• [TASK DETAILS] Copy all entries without alteration and skip the pictures they hold.

• [DATASET ENTRIES]
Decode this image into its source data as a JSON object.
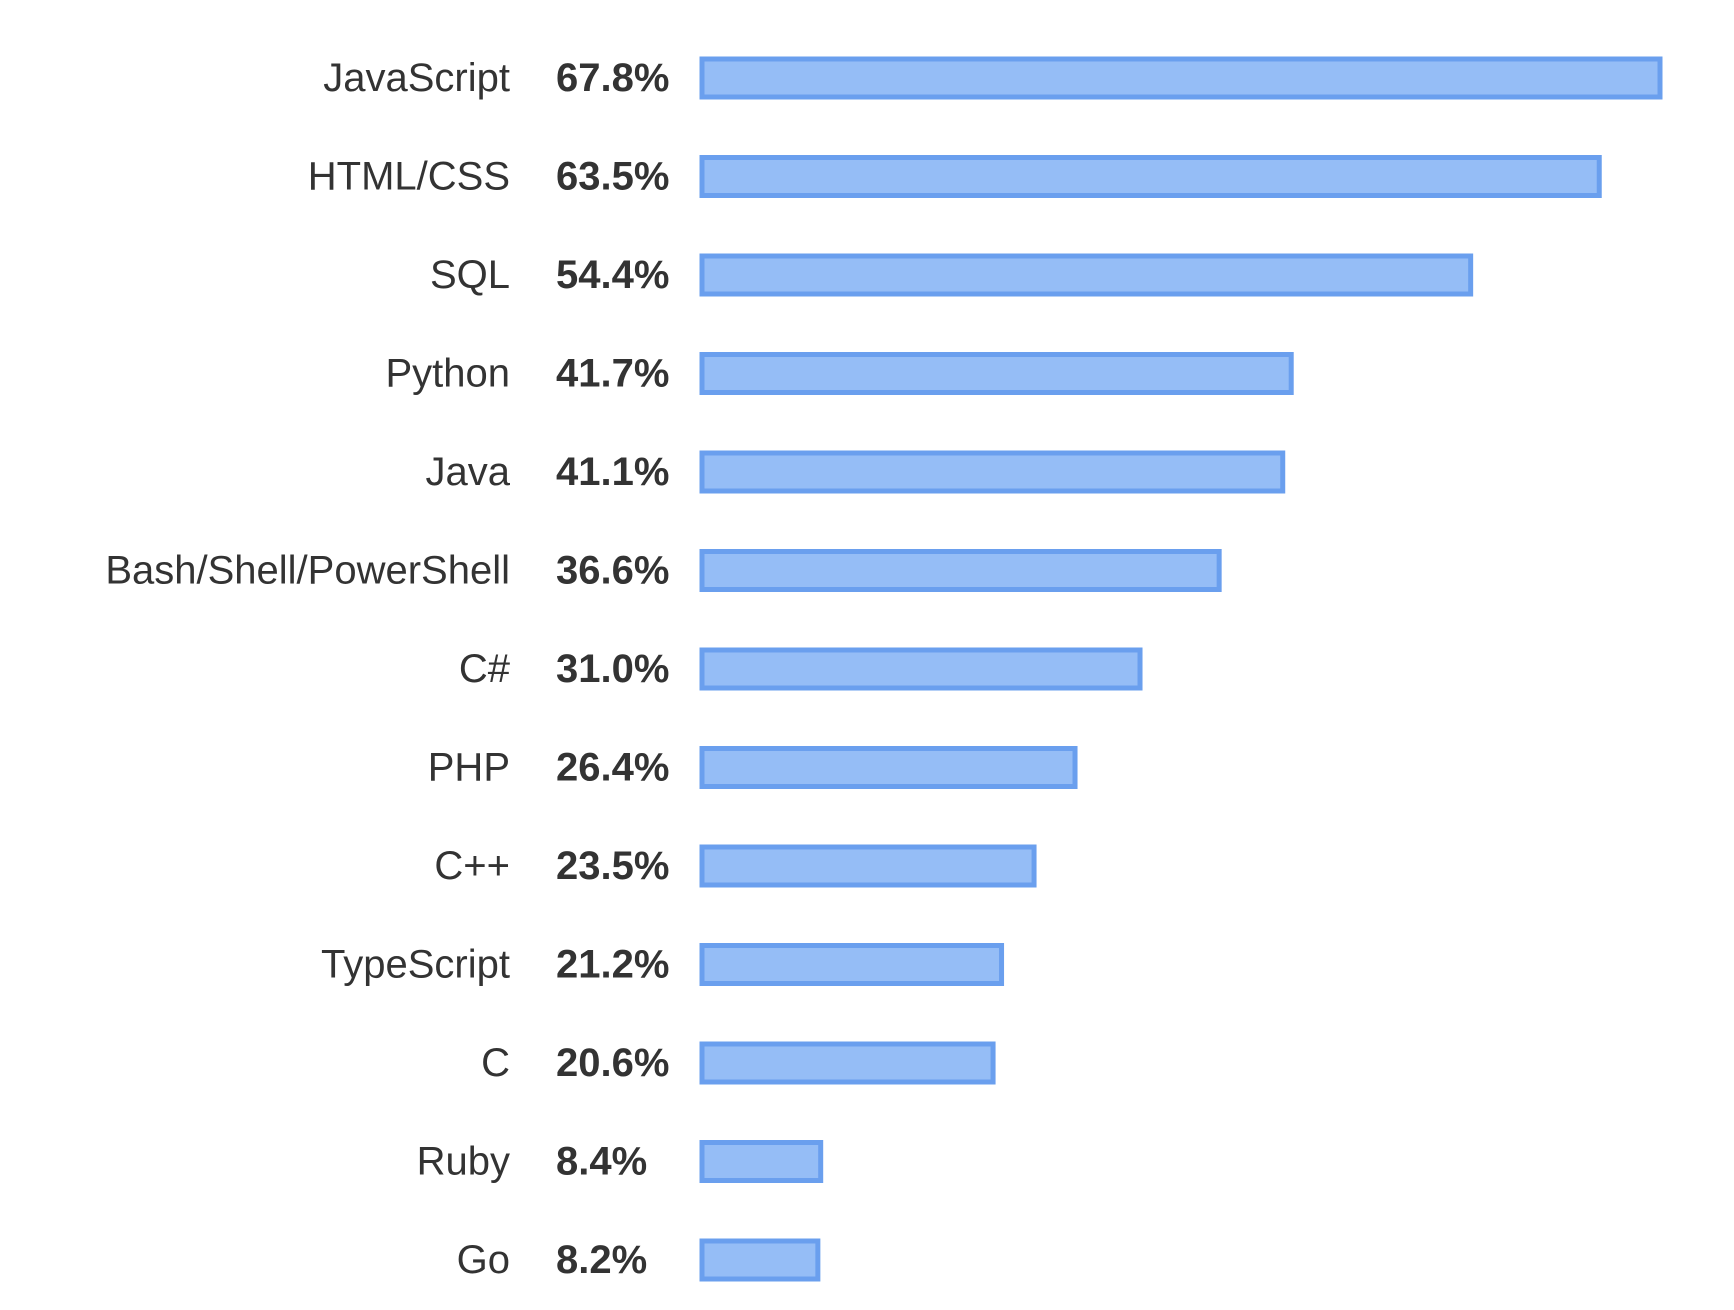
{
  "chart_data": {
    "type": "bar",
    "orientation": "horizontal",
    "categories": [
      "JavaScript",
      "HTML/CSS",
      "SQL",
      "Python",
      "Java",
      "Bash/Shell/PowerShell",
      "C#",
      "PHP",
      "C++",
      "TypeScript",
      "C",
      "Ruby",
      "Go"
    ],
    "values": [
      67.8,
      63.5,
      54.4,
      41.7,
      41.1,
      36.6,
      31.0,
      26.4,
      23.5,
      21.2,
      20.6,
      8.4,
      8.2
    ],
    "value_labels": [
      "67.8%",
      "63.5%",
      "54.4%",
      "41.7%",
      "41.1%",
      "36.6%",
      "31.0%",
      "26.4%",
      "23.5%",
      "21.2%",
      "20.6%",
      "8.4%",
      "8.2%"
    ],
    "title": "",
    "xlabel": "",
    "ylabel": "",
    "xlim": [
      0,
      67.8
    ],
    "grid": false,
    "legend": "none",
    "colors": {
      "bar_fill": "#95bdf6",
      "bar_stroke": "#6a9fee",
      "text": "#333333"
    }
  }
}
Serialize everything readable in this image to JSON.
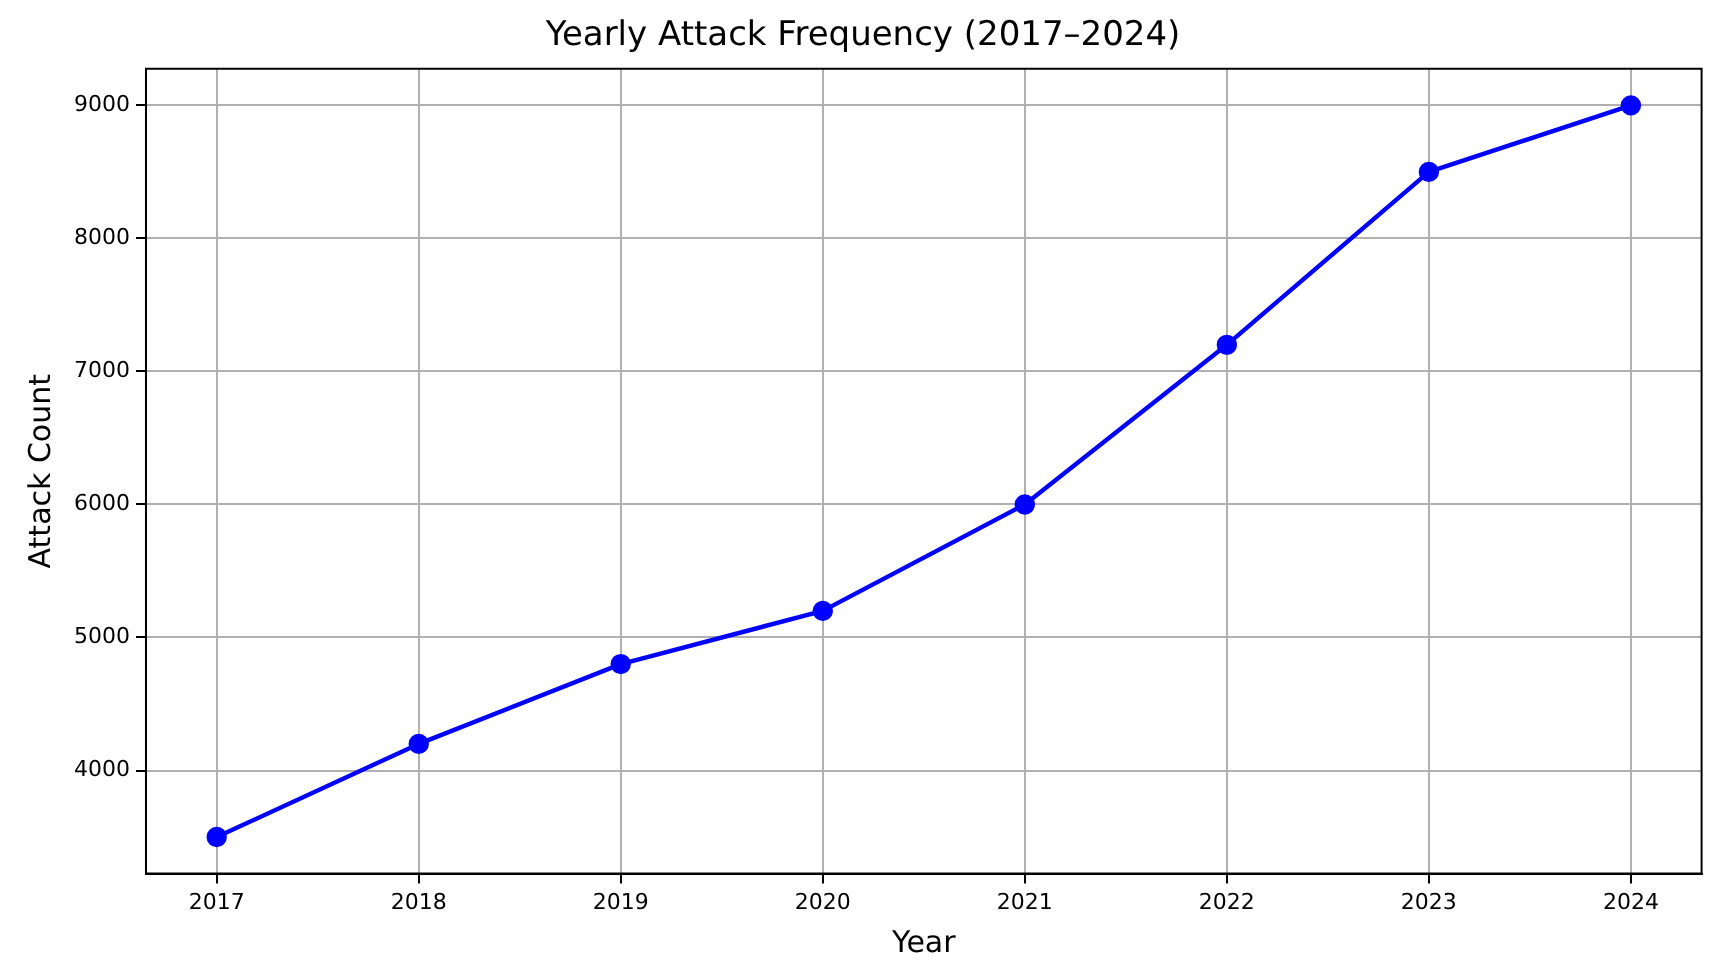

• [THE SOLUTION]
Decode this image into its source data as a JSON object.
{
  "chart_data": {
    "type": "bar",
    "orientation": "horizontal",
    "categories": [
      "JavaScript",
      "HTML/CSS",
      "SQL",
      "Python",
      "Java",
      "Bash/Shell/PowerShell",
      "C#",
      "PHP",
      "C++",
      "TypeScript",
      "C",
      "Ruby",
      "Go"
    ],
    "values": [
      67.8,
      63.5,
      54.4,
      41.7,
      41.1,
      36.6,
      31.0,
      26.4,
      23.5,
      21.2,
      20.6,
      8.4,
      8.2
    ],
    "value_labels": [
      "67.8%",
      "63.5%",
      "54.4%",
      "41.7%",
      "41.1%",
      "36.6%",
      "31.0%",
      "26.4%",
      "23.5%",
      "21.2%",
      "20.6%",
      "8.4%",
      "8.2%"
    ],
    "title": "",
    "xlabel": "",
    "ylabel": "",
    "xlim": [
      0,
      67.8
    ],
    "grid": false,
    "legend": "none",
    "colors": {
      "bar_fill": "#95bdf6",
      "bar_stroke": "#6a9fee",
      "text": "#333333"
    }
  }
}
Serialize everything readable in this image to JSON.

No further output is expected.